The task
Tally the lines containing the word "correct", and report the tally alone.

Stored data
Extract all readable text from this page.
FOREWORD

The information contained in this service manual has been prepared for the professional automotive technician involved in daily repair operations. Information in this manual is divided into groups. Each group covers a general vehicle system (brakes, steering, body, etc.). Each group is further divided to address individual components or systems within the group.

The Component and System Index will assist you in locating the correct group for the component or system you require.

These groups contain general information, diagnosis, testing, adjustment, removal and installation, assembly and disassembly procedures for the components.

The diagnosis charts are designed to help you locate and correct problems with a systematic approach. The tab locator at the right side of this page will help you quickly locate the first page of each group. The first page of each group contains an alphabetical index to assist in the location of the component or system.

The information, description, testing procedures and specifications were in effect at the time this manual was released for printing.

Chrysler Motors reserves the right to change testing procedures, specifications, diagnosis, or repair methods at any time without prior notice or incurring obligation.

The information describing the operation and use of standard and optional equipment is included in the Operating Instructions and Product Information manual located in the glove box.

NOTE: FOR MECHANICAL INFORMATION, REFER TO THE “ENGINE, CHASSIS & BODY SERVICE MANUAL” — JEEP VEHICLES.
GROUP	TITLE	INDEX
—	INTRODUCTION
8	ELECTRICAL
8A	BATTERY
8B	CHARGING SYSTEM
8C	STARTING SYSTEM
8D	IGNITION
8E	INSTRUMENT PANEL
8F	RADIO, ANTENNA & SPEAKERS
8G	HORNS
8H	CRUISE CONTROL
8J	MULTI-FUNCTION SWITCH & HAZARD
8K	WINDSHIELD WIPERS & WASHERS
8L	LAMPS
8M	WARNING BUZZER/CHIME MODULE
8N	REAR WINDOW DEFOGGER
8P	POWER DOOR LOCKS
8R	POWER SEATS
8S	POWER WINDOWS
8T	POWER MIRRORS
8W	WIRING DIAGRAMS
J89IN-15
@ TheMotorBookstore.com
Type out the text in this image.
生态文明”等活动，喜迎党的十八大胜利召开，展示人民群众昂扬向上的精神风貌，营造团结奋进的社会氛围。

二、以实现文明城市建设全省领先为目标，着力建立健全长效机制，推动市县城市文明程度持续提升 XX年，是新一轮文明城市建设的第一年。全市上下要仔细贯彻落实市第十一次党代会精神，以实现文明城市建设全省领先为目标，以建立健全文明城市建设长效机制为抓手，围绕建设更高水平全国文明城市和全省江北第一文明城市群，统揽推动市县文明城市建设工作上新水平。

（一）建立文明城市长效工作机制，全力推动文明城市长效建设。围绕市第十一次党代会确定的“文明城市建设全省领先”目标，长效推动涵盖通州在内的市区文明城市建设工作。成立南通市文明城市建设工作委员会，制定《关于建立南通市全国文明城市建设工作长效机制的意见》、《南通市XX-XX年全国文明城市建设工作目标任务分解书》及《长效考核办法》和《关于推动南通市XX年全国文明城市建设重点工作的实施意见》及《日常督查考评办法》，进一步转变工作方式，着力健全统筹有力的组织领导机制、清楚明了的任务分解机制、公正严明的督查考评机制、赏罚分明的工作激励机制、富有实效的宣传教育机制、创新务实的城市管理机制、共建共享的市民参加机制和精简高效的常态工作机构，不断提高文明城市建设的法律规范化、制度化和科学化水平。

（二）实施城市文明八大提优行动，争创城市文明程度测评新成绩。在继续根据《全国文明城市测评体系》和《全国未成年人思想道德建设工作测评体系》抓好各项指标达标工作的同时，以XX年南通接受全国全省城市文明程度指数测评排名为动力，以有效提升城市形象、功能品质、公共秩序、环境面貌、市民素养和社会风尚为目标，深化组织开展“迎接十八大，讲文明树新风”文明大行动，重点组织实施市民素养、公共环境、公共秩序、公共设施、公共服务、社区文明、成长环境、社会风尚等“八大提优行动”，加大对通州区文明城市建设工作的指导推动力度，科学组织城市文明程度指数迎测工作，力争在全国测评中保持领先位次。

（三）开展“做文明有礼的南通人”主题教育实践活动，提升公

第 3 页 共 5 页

Finished exercise
2